### Short task:
Return every line of the material exactly.

Extracted records:
----------
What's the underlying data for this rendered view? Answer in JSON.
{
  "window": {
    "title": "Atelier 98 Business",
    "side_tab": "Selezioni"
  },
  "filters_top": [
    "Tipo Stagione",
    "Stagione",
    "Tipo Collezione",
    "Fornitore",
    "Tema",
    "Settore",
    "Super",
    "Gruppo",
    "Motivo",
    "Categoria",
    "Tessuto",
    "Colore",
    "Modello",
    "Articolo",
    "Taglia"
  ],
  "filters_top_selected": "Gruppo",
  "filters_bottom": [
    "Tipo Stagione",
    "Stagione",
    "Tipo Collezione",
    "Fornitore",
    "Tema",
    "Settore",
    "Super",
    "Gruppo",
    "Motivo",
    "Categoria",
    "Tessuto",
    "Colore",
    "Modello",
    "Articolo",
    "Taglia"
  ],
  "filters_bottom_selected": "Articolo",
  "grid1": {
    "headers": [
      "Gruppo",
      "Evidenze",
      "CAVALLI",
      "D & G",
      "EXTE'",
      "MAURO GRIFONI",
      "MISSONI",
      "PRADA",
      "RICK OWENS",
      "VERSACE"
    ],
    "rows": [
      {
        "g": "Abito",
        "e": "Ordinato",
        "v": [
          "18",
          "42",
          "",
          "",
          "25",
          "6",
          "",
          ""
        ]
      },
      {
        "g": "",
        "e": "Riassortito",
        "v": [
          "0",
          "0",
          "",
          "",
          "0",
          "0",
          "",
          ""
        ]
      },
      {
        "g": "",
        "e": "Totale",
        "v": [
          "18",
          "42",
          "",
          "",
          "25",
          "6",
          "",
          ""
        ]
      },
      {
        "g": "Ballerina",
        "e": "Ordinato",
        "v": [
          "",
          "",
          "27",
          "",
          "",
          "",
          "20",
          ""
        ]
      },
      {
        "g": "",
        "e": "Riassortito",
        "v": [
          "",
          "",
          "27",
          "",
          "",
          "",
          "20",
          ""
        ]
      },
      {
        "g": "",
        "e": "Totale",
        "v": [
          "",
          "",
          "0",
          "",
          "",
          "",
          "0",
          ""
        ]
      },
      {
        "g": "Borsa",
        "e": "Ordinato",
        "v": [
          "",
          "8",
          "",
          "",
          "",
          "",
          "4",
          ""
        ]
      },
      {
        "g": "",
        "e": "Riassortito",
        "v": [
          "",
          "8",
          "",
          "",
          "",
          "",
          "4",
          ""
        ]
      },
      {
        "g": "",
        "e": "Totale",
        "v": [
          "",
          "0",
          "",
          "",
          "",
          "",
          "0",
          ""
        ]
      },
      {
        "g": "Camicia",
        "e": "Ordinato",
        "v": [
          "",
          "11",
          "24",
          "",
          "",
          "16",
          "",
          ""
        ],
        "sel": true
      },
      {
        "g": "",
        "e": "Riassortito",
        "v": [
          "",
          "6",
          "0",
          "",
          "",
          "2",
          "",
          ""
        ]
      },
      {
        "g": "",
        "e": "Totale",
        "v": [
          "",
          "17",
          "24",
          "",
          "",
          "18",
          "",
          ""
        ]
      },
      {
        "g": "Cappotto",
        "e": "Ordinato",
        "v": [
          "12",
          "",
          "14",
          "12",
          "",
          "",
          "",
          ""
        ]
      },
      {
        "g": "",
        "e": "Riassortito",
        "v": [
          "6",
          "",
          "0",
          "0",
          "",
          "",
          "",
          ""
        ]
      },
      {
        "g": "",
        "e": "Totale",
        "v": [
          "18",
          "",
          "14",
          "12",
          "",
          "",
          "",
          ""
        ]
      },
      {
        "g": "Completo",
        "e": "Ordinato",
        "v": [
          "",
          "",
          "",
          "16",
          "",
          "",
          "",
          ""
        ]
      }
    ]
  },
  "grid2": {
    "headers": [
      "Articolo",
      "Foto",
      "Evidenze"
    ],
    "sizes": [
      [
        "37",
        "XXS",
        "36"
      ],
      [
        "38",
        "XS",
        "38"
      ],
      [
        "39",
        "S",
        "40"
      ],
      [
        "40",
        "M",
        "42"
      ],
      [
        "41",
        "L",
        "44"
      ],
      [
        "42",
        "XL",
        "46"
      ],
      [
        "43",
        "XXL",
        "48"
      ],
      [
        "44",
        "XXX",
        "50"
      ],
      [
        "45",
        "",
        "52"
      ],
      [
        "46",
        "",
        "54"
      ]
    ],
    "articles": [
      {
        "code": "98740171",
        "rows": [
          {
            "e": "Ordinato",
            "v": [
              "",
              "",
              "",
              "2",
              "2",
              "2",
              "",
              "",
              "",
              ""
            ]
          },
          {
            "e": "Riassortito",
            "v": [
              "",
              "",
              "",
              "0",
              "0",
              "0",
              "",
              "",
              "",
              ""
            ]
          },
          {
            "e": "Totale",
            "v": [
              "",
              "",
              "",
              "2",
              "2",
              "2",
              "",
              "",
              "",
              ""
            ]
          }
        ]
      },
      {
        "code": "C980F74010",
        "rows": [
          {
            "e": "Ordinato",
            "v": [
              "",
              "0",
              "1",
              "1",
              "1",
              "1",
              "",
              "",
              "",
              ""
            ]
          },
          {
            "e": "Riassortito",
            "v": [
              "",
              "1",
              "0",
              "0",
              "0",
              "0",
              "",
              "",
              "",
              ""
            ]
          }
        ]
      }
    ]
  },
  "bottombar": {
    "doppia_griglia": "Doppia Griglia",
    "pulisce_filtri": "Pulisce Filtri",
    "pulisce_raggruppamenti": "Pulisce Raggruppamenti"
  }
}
----------
### Output of the exercise:
What's the underlying data for this rendered view? Answer in JSON.
{
  "window": {
    "title": "Atelier 98 Business",
    "side_tab": "Selezioni"
  },
  "filters_top": [
    "Tipo Stagione",
    "Stagione",
    "Tipo Collezione",
    "Fornitore",
    "Tema",
    "Settore",
    "Super",
    "Gruppo",
    "Motivo",
    "Categoria",
    "Tessuto",
    "Colore",
    "Modello",
    "Articolo",
    "Taglia"
  ],
  "filters_top_selected": "Gruppo",
  "filters_bottom": [
    "Tipo Stagione",
    "Stagione",
    "Tipo Collezione",
    "Fornitore",
    "Tema",
    "Settore",
    "Super",
    "Gruppo",
    "Motivo",
    "Categoria",
    "Tessuto",
    "Colore",
    "Modello",
    "Articolo",
    "Taglia"
  ],
  "filters_bottom_selected": "Articolo",
  "grid1": {
    "headers": [
      "Gruppo",
      "Evidenze",
      "CAVALLI",
      "D & G",
      "EXTE'",
      "MAURO GRIFONI",
      "MISSONI",
      "PRADA",
      "RICK OWENS",
      "VERSACE"
    ],
    "rows": [
      {
        "g": "Abito",
        "e": "Ordinato",
        "v": [
          "18",
          "42",
          "",
          "",
          "25",
          "6",
          "",
          ""
        ]
      },
      {
        "g": "",
        "e": "Riassortito",
        "v": [
          "0",
          "0",
          "",
          "",
          "0",
          "0",
          "",
          ""
        ]
      },
      {
        "g": "",
        "e": "Totale",
        "v": [
          "18",
          "42",
          "",
          "",
          "25",
          "6",
          "",
          ""
        ]
      },
      {
        "g": "Ballerina",
        "e": "Ordinato",
        "v": [
          "",
          "",
          "27",
          "",
          "",
          "",
          "20",
          ""
        ]
      },
      {
        "g": "",
        "e": "Riassortito",
        "v": [
          "",
          "",
          "27",
          "",
          "",
          "",
          "20",
          ""
        ]
      },
      {
        "g": "",
        "e": "Totale",
        "v": [
          "",
          "",
          "0",
          "",
          "",
          "",
          "0",
          ""
        ]
      },
      {
        "g": "Borsa",
        "e": "Ordinato",
        "v": [
          "",
          "8",
          "",
          "",
          "",
          "",
          "4",
          ""
        ]
      },
      {
        "g": "",
        "e": "Riassortito",
        "v": [
          "",
          "8",
          "",
          "",
          "",
          "",
          "4",
          ""
        ]
      },
      {
        "g": "",
        "e": "Totale",
        "v": [
          "",
          "0",
          "",
          "",
          "",
          "",
          "0",
          ""
        ]
      },
      {
        "g": "Camicia",
        "e": "Ordinato",
        "v": [
          "",
          "11",
          "24",
          "",
          "",
          "16",
          "",
          ""
        ],
        "sel": true
      },
      {
        "g": "",
        "e": "Riassortito",
        "v": [
          "",
          "6",
          "0",
          "",
          "",
          "2",
          "",
          ""
        ]
      },
      {
        "g": "",
        "e": "Totale",
        "v": [
          "",
          "17",
          "24",
          "",
          "",
          "18",
          "",
          ""
        ]
      },
      {
        "g": "Cappotto",
        "e": "Ordinato",
        "v": [
          "12",
          "",
          "14",
          "12",
          "",
          "",
          "",
          ""
        ]
      },
      {
        "g": "",
        "e": "Riassortito",
        "v": [
          "6",
          "",
          "0",
          "0",
          "",
          "",
          "",
          ""
        ]
      },
      {
        "g": "",
        "e": "Totale",
        "v": [
          "18",
          "",
          "14",
          "12",
          "",
          "",
          "",
          ""
        ]
      },
      {
        "g": "Completo",
        "e": "Ordinato",
        "v": [
          "",
          "",
          "",
          "16",
          "",
          "",
          "",
          ""
        ]
      }
    ]
  },
  "grid2": {
    "headers": [
      "Articolo",
      "Foto",
      "Evidenze"
    ],
    "sizes": [
      [
        "37",
        "XXS",
        "36"
      ],
      [
        "38",
        "XS",
        "38"
      ],
      [
        "39",
        "S",
        "40"
      ],
      [
        "40",
        "M",
        "42"
      ],
      [
        "41",
        "L",
        "44"
      ],
      [
        "42",
        "XL",
        "46"
      ],
      [
        "43",
        "XXL",
        "48"
      ],
      [
        "44",
        "XXX",
        "50"
      ],
      [
        "45",
        "",
        "52"
      ],
      [
        "46",
        "",
        "54"
      ]
    ],
    "articles": [
      {
        "code": "98740171",
        "rows": [
          {
            "e": "Ordinato",
            "v": [
              "",
              "",
              "",
              "2",
              "2",
              "2",
              "",
              "",
              "",
              ""
            ]
          },
          {
            "e": "Riassortito",
            "v": [
              "",
              "",
              "",
              "0",
              "0",
              "0",
              "",
              "",
              "",
              ""
            ]
          },
          {
            "e": "Totale",
            "v": [
              "",
              "",
              "",
              "2",
              "2",
              "2",
              "",
              "",
              "",
              ""
            ]
          }
        ]
      },
      {
        "code": "C980F74010",
        "rows": [
          {
            "e": "Ordinato",
            "v": [
              "",
              "0",
              "1",
              "1",
              "1",
              "1",
              "",
              "",
              "",
              ""
            ]
          },
          {
            "e": "Riassortito",
            "v": [
              "",
              "1",
              "0",
              "0",
              "0",
              "0",
              "",
              "",
              "",
              ""
            ]
          }
        ]
      }
    ]
  },
  "bottombar": {
    "doppia_griglia": "Doppia Griglia",
    "pulisce_filtri": "Pulisce Filtri",
    "pulisce_raggruppamenti": "Pulisce Raggruppamenti"
  }
}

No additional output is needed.